## Your task
The entries that follow should be written out exactly.

## Collection entries
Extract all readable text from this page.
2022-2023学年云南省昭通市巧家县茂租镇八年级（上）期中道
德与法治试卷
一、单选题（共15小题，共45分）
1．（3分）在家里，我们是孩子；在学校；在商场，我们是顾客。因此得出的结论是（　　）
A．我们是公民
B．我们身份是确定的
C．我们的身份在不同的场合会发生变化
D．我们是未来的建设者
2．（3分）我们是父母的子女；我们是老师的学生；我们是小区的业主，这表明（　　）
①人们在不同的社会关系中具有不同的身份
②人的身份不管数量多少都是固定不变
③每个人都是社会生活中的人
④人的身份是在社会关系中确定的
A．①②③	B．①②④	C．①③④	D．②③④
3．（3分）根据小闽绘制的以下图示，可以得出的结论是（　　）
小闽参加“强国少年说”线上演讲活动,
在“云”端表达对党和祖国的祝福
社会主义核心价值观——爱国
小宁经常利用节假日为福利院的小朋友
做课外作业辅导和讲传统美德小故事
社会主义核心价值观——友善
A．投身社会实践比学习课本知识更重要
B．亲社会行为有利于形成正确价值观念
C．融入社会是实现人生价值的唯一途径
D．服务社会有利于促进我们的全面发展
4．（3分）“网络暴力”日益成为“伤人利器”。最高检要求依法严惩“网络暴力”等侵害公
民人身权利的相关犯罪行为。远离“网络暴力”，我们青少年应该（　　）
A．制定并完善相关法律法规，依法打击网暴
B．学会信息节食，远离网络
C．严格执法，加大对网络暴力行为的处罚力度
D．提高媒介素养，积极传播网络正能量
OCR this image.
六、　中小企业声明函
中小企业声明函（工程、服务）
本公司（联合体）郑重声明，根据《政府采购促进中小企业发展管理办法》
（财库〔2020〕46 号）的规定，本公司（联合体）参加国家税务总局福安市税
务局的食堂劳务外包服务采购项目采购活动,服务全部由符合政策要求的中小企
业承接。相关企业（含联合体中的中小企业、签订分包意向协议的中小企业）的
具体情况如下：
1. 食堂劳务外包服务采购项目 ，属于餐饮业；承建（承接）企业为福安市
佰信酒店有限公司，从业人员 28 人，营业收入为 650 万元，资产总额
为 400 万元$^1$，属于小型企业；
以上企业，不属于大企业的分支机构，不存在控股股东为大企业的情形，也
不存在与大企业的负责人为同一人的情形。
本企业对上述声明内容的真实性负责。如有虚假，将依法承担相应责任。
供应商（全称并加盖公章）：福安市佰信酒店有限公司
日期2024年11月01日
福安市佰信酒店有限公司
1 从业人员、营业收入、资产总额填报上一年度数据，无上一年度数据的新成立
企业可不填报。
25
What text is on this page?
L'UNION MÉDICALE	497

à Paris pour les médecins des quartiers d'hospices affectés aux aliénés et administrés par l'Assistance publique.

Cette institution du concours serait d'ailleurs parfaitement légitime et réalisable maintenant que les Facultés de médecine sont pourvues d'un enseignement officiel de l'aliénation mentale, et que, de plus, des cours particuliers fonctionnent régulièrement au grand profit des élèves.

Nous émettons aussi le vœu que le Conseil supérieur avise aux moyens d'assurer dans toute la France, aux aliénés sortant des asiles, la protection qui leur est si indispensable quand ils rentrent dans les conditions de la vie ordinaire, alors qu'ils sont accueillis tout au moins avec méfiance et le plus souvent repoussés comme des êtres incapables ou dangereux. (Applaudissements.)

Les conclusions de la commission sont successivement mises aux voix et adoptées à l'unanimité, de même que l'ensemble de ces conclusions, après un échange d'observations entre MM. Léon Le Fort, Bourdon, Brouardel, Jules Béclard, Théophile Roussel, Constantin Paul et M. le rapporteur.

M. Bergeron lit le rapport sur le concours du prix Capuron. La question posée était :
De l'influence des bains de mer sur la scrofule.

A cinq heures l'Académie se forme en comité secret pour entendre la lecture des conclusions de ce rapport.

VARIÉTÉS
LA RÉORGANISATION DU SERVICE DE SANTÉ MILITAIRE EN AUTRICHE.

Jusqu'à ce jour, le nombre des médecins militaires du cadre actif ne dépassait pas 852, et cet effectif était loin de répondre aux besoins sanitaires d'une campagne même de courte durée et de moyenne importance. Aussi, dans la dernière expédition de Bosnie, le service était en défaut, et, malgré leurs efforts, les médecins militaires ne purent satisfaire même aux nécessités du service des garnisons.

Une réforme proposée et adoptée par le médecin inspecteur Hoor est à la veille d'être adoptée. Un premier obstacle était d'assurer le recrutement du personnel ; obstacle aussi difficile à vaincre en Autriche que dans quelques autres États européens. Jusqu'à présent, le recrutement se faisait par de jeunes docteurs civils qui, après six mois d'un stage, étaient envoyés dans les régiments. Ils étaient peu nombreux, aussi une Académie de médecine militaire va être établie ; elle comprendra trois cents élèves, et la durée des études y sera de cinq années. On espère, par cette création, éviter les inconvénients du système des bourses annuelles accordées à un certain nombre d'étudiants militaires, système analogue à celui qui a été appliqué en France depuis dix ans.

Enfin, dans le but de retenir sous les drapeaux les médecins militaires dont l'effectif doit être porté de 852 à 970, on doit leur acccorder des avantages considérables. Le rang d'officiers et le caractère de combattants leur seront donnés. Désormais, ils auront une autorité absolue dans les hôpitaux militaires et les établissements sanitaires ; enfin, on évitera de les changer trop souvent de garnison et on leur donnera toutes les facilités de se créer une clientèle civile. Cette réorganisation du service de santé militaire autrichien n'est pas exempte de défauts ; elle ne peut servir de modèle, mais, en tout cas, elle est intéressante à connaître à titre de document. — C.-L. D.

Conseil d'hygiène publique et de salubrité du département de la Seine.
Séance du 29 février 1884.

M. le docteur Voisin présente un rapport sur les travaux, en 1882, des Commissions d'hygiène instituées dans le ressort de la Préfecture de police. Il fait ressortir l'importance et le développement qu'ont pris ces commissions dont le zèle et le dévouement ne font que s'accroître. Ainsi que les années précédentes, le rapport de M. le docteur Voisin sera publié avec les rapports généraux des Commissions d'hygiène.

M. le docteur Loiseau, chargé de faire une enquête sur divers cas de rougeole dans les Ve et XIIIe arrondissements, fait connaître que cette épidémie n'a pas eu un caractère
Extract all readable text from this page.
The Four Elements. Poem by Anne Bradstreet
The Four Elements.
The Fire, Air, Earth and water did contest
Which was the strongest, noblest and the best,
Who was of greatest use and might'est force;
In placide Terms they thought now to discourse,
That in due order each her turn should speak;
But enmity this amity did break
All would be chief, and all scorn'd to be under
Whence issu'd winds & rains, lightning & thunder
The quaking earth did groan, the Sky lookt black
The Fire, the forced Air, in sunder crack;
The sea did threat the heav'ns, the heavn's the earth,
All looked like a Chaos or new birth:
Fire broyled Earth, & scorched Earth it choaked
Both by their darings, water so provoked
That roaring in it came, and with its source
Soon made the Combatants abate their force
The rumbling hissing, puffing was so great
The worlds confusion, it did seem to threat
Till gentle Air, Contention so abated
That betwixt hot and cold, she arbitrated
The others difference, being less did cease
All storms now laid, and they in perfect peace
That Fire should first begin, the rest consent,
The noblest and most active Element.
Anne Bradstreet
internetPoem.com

## Written solution
Extract all readable text from this page.
2022-2023学年云南省昭通市巧家县茂租镇八年级（上）期中道
德与法治试卷
一、单选题（共15小题，共45分）
1．（3分）在家里，我们是孩子；在学校；在商场，我们是顾客。因此得出的结论是（　　）
A．我们是公民
B．我们身份是确定的
C．我们的身份在不同的场合会发生变化
D．我们是未来的建设者
2．（3分）我们是父母的子女；我们是老师的学生；我们是小区的业主，这表明（　　）
①人们在不同的社会关系中具有不同的身份
②人的身份不管数量多少都是固定不变
③每个人都是社会生活中的人
④人的身份是在社会关系中确定的
A．①②③	B．①②④	C．①③④	D．②③④
3．（3分）根据小闽绘制的以下图示，可以得出的结论是（　　）
小闽参加“强国少年说”线上演讲活动,
在“云”端表达对党和祖国的祝福
社会主义核心价值观——爱国
小宁经常利用节假日为福利院的小朋友
做课外作业辅导和讲传统美德小故事
社会主义核心价值观——友善
A．投身社会实践比学习课本知识更重要
B．亲社会行为有利于形成正确价值观念
C．融入社会是实现人生价值的唯一途径
D．服务社会有利于促进我们的全面发展
4．（3分）“网络暴力”日益成为“伤人利器”。最高检要求依法严惩“网络暴力”等侵害公
民人身权利的相关犯罪行为。远离“网络暴力”，我们青少年应该（　　）
A．制定并完善相关法律法规，依法打击网暴
B．学会信息节食，远离网络
C．严格执法，加大对网络暴力行为的处罚力度
D．提高媒介素养，积极传播网络正能量
OCR this image.
六、　中小企业声明函
中小企业声明函（工程、服务）
本公司（联合体）郑重声明，根据《政府采购促进中小企业发展管理办法》
（财库〔2020〕46 号）的规定，本公司（联合体）参加国家税务总局福安市税
务局的食堂劳务外包服务采购项目采购活动,服务全部由符合政策要求的中小企
业承接。相关企业（含联合体中的中小企业、签订分包意向协议的中小企业）的
具体情况如下：
1. 食堂劳务外包服务采购项目 ，属于餐饮业；承建（承接）企业为福安市
佰信酒店有限公司，从业人员 28 人，营业收入为 650 万元，资产总额
为 400 万元$^1$，属于小型企业；
以上企业，不属于大企业的分支机构，不存在控股股东为大企业的情形，也
不存在与大企业的负责人为同一人的情形。
本企业对上述声明内容的真实性负责。如有虚假，将依法承担相应责任。
供应商（全称并加盖公章）：福安市佰信酒店有限公司
日期2024年11月01日
福安市佰信酒店有限公司
1 从业人员、营业收入、资产总额填报上一年度数据，无上一年度数据的新成立
企业可不填报。
25
What text is on this page?
L'UNION MÉDICALE	497

à Paris pour les médecins des quartiers d'hospices affectés aux aliénés et administrés par l'Assistance publique.

Cette institution du concours serait d'ailleurs parfaitement légitime et réalisable maintenant que les Facultés de médecine sont pourvues d'un enseignement officiel de l'aliénation mentale, et que, de plus, des cours particuliers fonctionnent régulièrement au grand profit des élèves.

Nous émettons aussi le vœu que le Conseil supérieur avise aux moyens d'assurer dans toute la France, aux aliénés sortant des asiles, la protection qui leur est si indispensable quand ils rentrent dans les conditions de la vie ordinaire, alors qu'ils sont accueillis tout au moins avec méfiance et le plus souvent repoussés comme des êtres incapables ou dangereux. (Applaudissements.)

Les conclusions de la commission sont successivement mises aux voix et adoptées à l'unanimité, de même que l'ensemble de ces conclusions, après un échange d'observations entre MM. Léon Le Fort, Bourdon, Brouardel, Jules Béclard, Théophile Roussel, Constantin Paul et M. le rapporteur.

M. Bergeron lit le rapport sur le concours du prix Capuron. La question posée était :
De l'influence des bains de mer sur la scrofule.

A cinq heures l'Académie se forme en comité secret pour entendre la lecture des conclusions de ce rapport.

VARIÉTÉS
LA RÉORGANISATION DU SERVICE DE SANTÉ MILITAIRE EN AUTRICHE.

Jusqu'à ce jour, le nombre des médecins militaires du cadre actif ne dépassait pas 852, et cet effectif était loin de répondre aux besoins sanitaires d'une campagne même de courte durée et de moyenne importance. Aussi, dans la dernière expédition de Bosnie, le service était en défaut, et, malgré leurs efforts, les médecins militaires ne purent satisfaire même aux nécessités du service des garnisons.

Une réforme proposée et adoptée par le médecin inspecteur Hoor est à la veille d'être adoptée. Un premier obstacle était d'assurer le recrutement du personnel ; obstacle aussi difficile à vaincre en Autriche que dans quelques autres États européens. Jusqu'à présent, le recrutement se faisait par de jeunes docteurs civils qui, après six mois d'un stage, étaient envoyés dans les régiments. Ils étaient peu nombreux, aussi une Académie de médecine militaire va être établie ; elle comprendra trois cents élèves, et la durée des études y sera de cinq années. On espère, par cette création, éviter les inconvénients du système des bourses annuelles accordées à un certain nombre d'étudiants militaires, système analogue à celui qui a été appliqué en France depuis dix ans.

Enfin, dans le but de retenir sous les drapeaux les médecins militaires dont l'effectif doit être porté de 852 à 970, on doit leur acccorder des avantages considérables. Le rang d'officiers et le caractère de combattants leur seront donnés. Désormais, ils auront une autorité absolue dans les hôpitaux militaires et les établissements sanitaires ; enfin, on évitera de les changer trop souvent de garnison et on leur donnera toutes les facilités de se créer une clientèle civile. Cette réorganisation du service de santé militaire autrichien n'est pas exempte de défauts ; elle ne peut servir de modèle, mais, en tout cas, elle est intéressante à connaître à titre de document. — C.-L. D.

Conseil d'hygiène publique et de salubrité du département de la Seine.
Séance du 29 février 1884.

M. le docteur Voisin présente un rapport sur les travaux, en 1882, des Commissions d'hygiène instituées dans le ressort de la Préfecture de police. Il fait ressortir l'importance et le développement qu'ont pris ces commissions dont le zèle et le dévouement ne font que s'accroître. Ainsi que les années précédentes, le rapport de M. le docteur Voisin sera publié avec les rapports généraux des Commissions d'hygiène.

M. le docteur Loiseau, chargé de faire une enquête sur divers cas de rougeole dans les Ve et XIIIe arrondissements, fait connaître que cette épidémie n'a pas eu un caractère
Extract all readable text from this page.
The Four Elements. Poem by Anne Bradstreet
The Four Elements.
The Fire, Air, Earth and water did contest
Which was the strongest, noblest and the best,
Who was of greatest use and might'est force;
In placide Terms they thought now to discourse,
That in due order each her turn should speak;
But enmity this amity did break
All would be chief, and all scorn'd to be under
Whence issu'd winds & rains, lightning & thunder
The quaking earth did groan, the Sky lookt black
The Fire, the forced Air, in sunder crack;
The sea did threat the heav'ns, the heavn's the earth,
All looked like a Chaos or new birth:
Fire broyled Earth, & scorched Earth it choaked
Both by their darings, water so provoked
That roaring in it came, and with its source
Soon made the Combatants abate their force
The rumbling hissing, puffing was so great
The worlds confusion, it did seem to threat
Till gentle Air, Contention so abated
That betwixt hot and cold, she arbitrated
The others difference, being less did cease
All storms now laid, and they in perfect peace
That Fire should first begin, the rest consent,
The noblest and most active Element.
Anne Bradstreet
internetPoem.com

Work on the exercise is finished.